[Dataset items]
----------------------------------------

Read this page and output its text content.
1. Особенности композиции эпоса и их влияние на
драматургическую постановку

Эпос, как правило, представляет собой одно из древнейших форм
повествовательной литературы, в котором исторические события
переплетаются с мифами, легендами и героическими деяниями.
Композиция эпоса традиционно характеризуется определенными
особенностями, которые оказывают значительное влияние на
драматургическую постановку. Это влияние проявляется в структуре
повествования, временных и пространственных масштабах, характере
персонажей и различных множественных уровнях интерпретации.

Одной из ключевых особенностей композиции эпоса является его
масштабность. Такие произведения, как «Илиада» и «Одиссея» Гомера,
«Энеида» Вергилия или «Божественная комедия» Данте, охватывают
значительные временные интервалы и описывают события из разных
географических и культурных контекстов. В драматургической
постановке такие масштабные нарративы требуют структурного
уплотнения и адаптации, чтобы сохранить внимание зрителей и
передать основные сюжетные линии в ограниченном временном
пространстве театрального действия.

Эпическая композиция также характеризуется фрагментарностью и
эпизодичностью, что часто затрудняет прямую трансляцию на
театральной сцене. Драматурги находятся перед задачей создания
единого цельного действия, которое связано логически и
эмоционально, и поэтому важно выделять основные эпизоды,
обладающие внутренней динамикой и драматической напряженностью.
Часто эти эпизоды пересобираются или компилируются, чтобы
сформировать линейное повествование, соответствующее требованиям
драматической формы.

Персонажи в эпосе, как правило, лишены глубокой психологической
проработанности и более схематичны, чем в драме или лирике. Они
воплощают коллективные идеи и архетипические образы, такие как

----------------------------------------

Reproduce each record shown above without altering a single word.

Read this page and output its text content.
1. Особенности композиции эпоса и их влияние на
драматургическую постановку

Эпос, как правило, представляет собой одно из древнейших форм
повествовательной литературы, в котором исторические события
переплетаются с мифами, легендами и героическими деяниями.
Композиция эпоса традиционно характеризуется определенными
особенностями, которые оказывают значительное влияние на
драматургическую постановку. Это влияние проявляется в структуре
повествования, временных и пространственных масштабах, характере
персонажей и различных множественных уровнях интерпретации.

Одной из ключевых особенностей композиции эпоса является его
масштабность. Такие произведения, как «Илиада» и «Одиссея» Гомера,
«Энеида» Вергилия или «Божественная комедия» Данте, охватывают
значительные временные интервалы и описывают события из разных
географических и культурных контекстов. В драматургической
постановке такие масштабные нарративы требуют структурного
уплотнения и адаптации, чтобы сохранить внимание зрителей и
передать основные сюжетные линии в ограниченном временном
пространстве театрального действия.

Эпическая композиция также характеризуется фрагментарностью и
эпизодичностью, что часто затрудняет прямую трансляцию на
театральной сцене. Драматурги находятся перед задачей создания
единого цельного действия, которое связано логически и
эмоционально, и поэтому важно выделять основные эпизоды,
обладающие внутренней динамикой и драматической напряженностью.
Часто эти эпизоды пересобираются или компилируются, чтобы
сформировать линейное повествование, соответствующее требованиям
драматической формы.

Персонажи в эпосе, как правило, лишены глубокой психологической
проработанности и более схематичны, чем в драме или лирике. Они
воплощают коллективные идеи и архетипические образы, такие как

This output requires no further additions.